## Exercise task
Extract the lines that carry the string "JSON" from the listing.

━━━

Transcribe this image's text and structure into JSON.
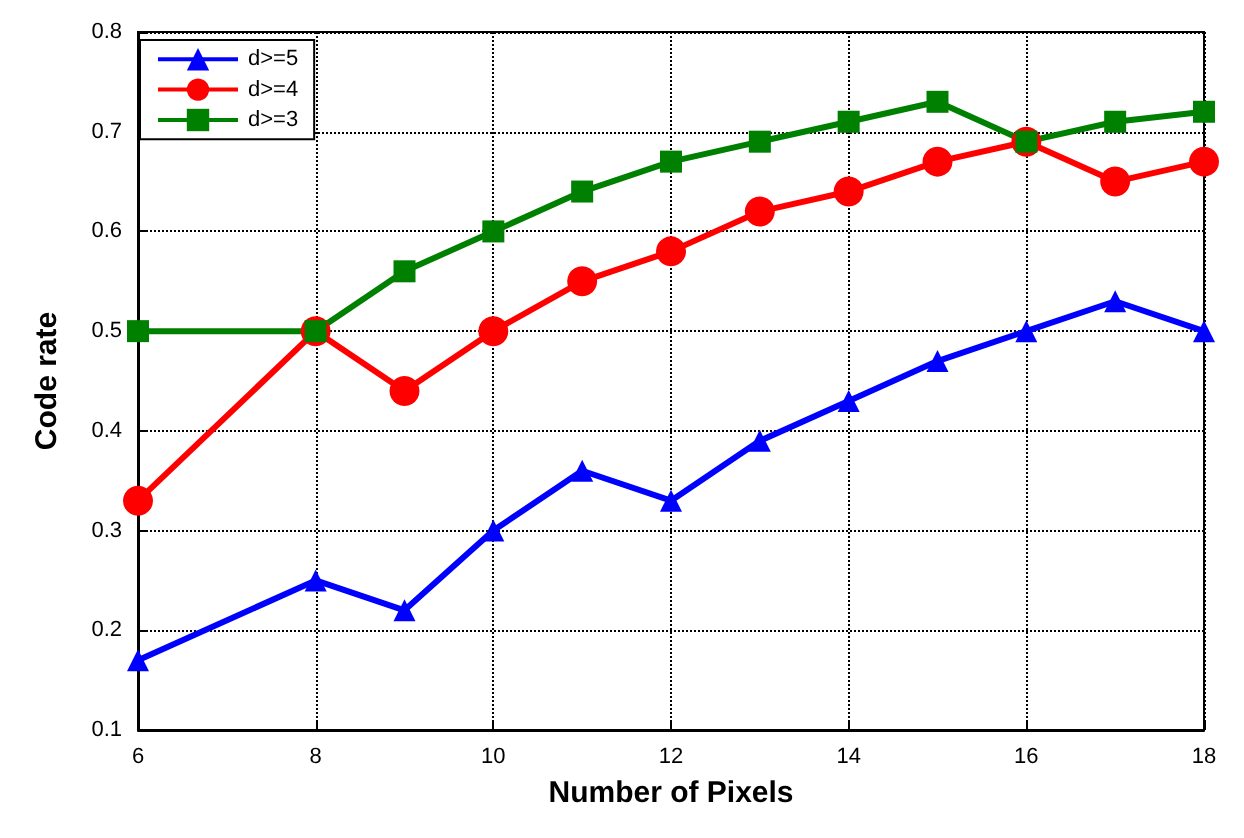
{
  "chart_data": {
    "type": "line",
    "xlabel": "Number of Pixels",
    "ylabel": "Code rate",
    "x": [
      6,
      8,
      9,
      10,
      11,
      12,
      13,
      14,
      15,
      16,
      17,
      18
    ],
    "series": [
      {
        "name": "d>=5",
        "color": "#0000ff",
        "marker": "triangle",
        "values": [
          0.17,
          0.25,
          0.22,
          0.3,
          0.36,
          0.33,
          0.39,
          0.43,
          0.47,
          0.5,
          0.53,
          0.5
        ]
      },
      {
        "name": "d>=4",
        "color": "#ff0000",
        "marker": "circle",
        "values": [
          0.33,
          0.5,
          0.44,
          0.5,
          0.55,
          0.58,
          0.62,
          0.64,
          0.67,
          0.69,
          0.65,
          0.67
        ]
      },
      {
        "name": "d>=3",
        "color": "#008000",
        "marker": "square",
        "values": [
          0.5,
          0.5,
          0.56,
          0.6,
          0.64,
          0.67,
          0.69,
          0.71,
          0.73,
          0.69,
          0.71,
          0.72
        ]
      }
    ],
    "xlim": [
      6,
      18
    ],
    "xticks": [
      6,
      8,
      10,
      12,
      14,
      16,
      18
    ],
    "ylim": [
      0.1,
      0.8
    ],
    "yticks": [
      0.1,
      0.2,
      0.3,
      0.4,
      0.5,
      0.6,
      0.7,
      0.8
    ],
    "grid": true,
    "legend": "top left",
    "line_style": "solid"
  }
}
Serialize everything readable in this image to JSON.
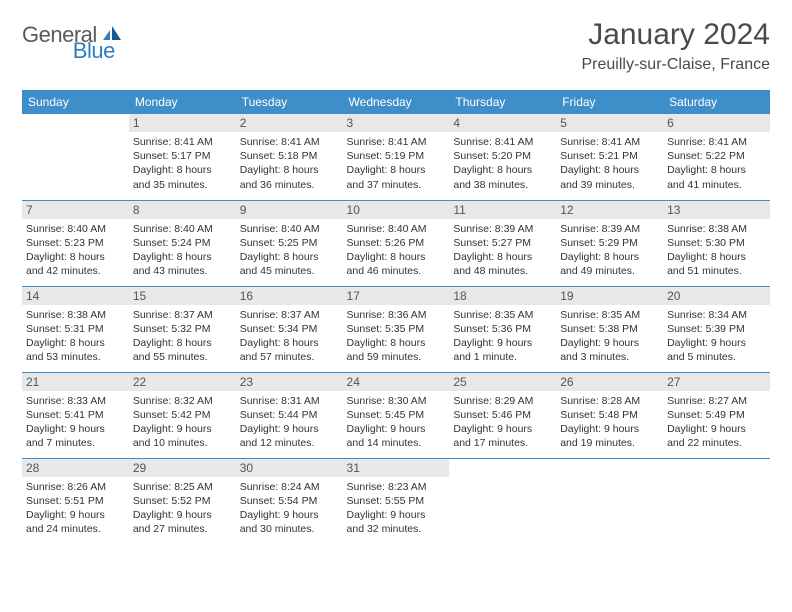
{
  "logo": {
    "part1": "General",
    "part2": "Blue"
  },
  "title": "January 2024",
  "location": "Preuilly-sur-Claise, France",
  "colors": {
    "header_bg": "#3d8ec9",
    "header_text": "#ffffff",
    "daynum_bg": "#e7e8e9",
    "row_border": "#3d8ec9",
    "logo_blue": "#2b7fc4",
    "text": "#333333"
  },
  "dayHeaders": [
    "Sunday",
    "Monday",
    "Tuesday",
    "Wednesday",
    "Thursday",
    "Friday",
    "Saturday"
  ],
  "weeks": [
    [
      null,
      {
        "d": "1",
        "sr": "8:41 AM",
        "ss": "5:17 PM",
        "dl": "Daylight: 8 hours and 35 minutes."
      },
      {
        "d": "2",
        "sr": "8:41 AM",
        "ss": "5:18 PM",
        "dl": "Daylight: 8 hours and 36 minutes."
      },
      {
        "d": "3",
        "sr": "8:41 AM",
        "ss": "5:19 PM",
        "dl": "Daylight: 8 hours and 37 minutes."
      },
      {
        "d": "4",
        "sr": "8:41 AM",
        "ss": "5:20 PM",
        "dl": "Daylight: 8 hours and 38 minutes."
      },
      {
        "d": "5",
        "sr": "8:41 AM",
        "ss": "5:21 PM",
        "dl": "Daylight: 8 hours and 39 minutes."
      },
      {
        "d": "6",
        "sr": "8:41 AM",
        "ss": "5:22 PM",
        "dl": "Daylight: 8 hours and 41 minutes."
      }
    ],
    [
      {
        "d": "7",
        "sr": "8:40 AM",
        "ss": "5:23 PM",
        "dl": "Daylight: 8 hours and 42 minutes."
      },
      {
        "d": "8",
        "sr": "8:40 AM",
        "ss": "5:24 PM",
        "dl": "Daylight: 8 hours and 43 minutes."
      },
      {
        "d": "9",
        "sr": "8:40 AM",
        "ss": "5:25 PM",
        "dl": "Daylight: 8 hours and 45 minutes."
      },
      {
        "d": "10",
        "sr": "8:40 AM",
        "ss": "5:26 PM",
        "dl": "Daylight: 8 hours and 46 minutes."
      },
      {
        "d": "11",
        "sr": "8:39 AM",
        "ss": "5:27 PM",
        "dl": "Daylight: 8 hours and 48 minutes."
      },
      {
        "d": "12",
        "sr": "8:39 AM",
        "ss": "5:29 PM",
        "dl": "Daylight: 8 hours and 49 minutes."
      },
      {
        "d": "13",
        "sr": "8:38 AM",
        "ss": "5:30 PM",
        "dl": "Daylight: 8 hours and 51 minutes."
      }
    ],
    [
      {
        "d": "14",
        "sr": "8:38 AM",
        "ss": "5:31 PM",
        "dl": "Daylight: 8 hours and 53 minutes."
      },
      {
        "d": "15",
        "sr": "8:37 AM",
        "ss": "5:32 PM",
        "dl": "Daylight: 8 hours and 55 minutes."
      },
      {
        "d": "16",
        "sr": "8:37 AM",
        "ss": "5:34 PM",
        "dl": "Daylight: 8 hours and 57 minutes."
      },
      {
        "d": "17",
        "sr": "8:36 AM",
        "ss": "5:35 PM",
        "dl": "Daylight: 8 hours and 59 minutes."
      },
      {
        "d": "18",
        "sr": "8:35 AM",
        "ss": "5:36 PM",
        "dl": "Daylight: 9 hours and 1 minute."
      },
      {
        "d": "19",
        "sr": "8:35 AM",
        "ss": "5:38 PM",
        "dl": "Daylight: 9 hours and 3 minutes."
      },
      {
        "d": "20",
        "sr": "8:34 AM",
        "ss": "5:39 PM",
        "dl": "Daylight: 9 hours and 5 minutes."
      }
    ],
    [
      {
        "d": "21",
        "sr": "8:33 AM",
        "ss": "5:41 PM",
        "dl": "Daylight: 9 hours and 7 minutes."
      },
      {
        "d": "22",
        "sr": "8:32 AM",
        "ss": "5:42 PM",
        "dl": "Daylight: 9 hours and 10 minutes."
      },
      {
        "d": "23",
        "sr": "8:31 AM",
        "ss": "5:44 PM",
        "dl": "Daylight: 9 hours and 12 minutes."
      },
      {
        "d": "24",
        "sr": "8:30 AM",
        "ss": "5:45 PM",
        "dl": "Daylight: 9 hours and 14 minutes."
      },
      {
        "d": "25",
        "sr": "8:29 AM",
        "ss": "5:46 PM",
        "dl": "Daylight: 9 hours and 17 minutes."
      },
      {
        "d": "26",
        "sr": "8:28 AM",
        "ss": "5:48 PM",
        "dl": "Daylight: 9 hours and 19 minutes."
      },
      {
        "d": "27",
        "sr": "8:27 AM",
        "ss": "5:49 PM",
        "dl": "Daylight: 9 hours and 22 minutes."
      }
    ],
    [
      {
        "d": "28",
        "sr": "8:26 AM",
        "ss": "5:51 PM",
        "dl": "Daylight: 9 hours and 24 minutes."
      },
      {
        "d": "29",
        "sr": "8:25 AM",
        "ss": "5:52 PM",
        "dl": "Daylight: 9 hours and 27 minutes."
      },
      {
        "d": "30",
        "sr": "8:24 AM",
        "ss": "5:54 PM",
        "dl": "Daylight: 9 hours and 30 minutes."
      },
      {
        "d": "31",
        "sr": "8:23 AM",
        "ss": "5:55 PM",
        "dl": "Daylight: 9 hours and 32 minutes."
      },
      null,
      null,
      null
    ]
  ],
  "labels": {
    "sunrise": "Sunrise:",
    "sunset": "Sunset:"
  }
}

━━━

## Task result
Transcribe this image's text and structure into JSON.
Serialize everything readable in this image to JSON.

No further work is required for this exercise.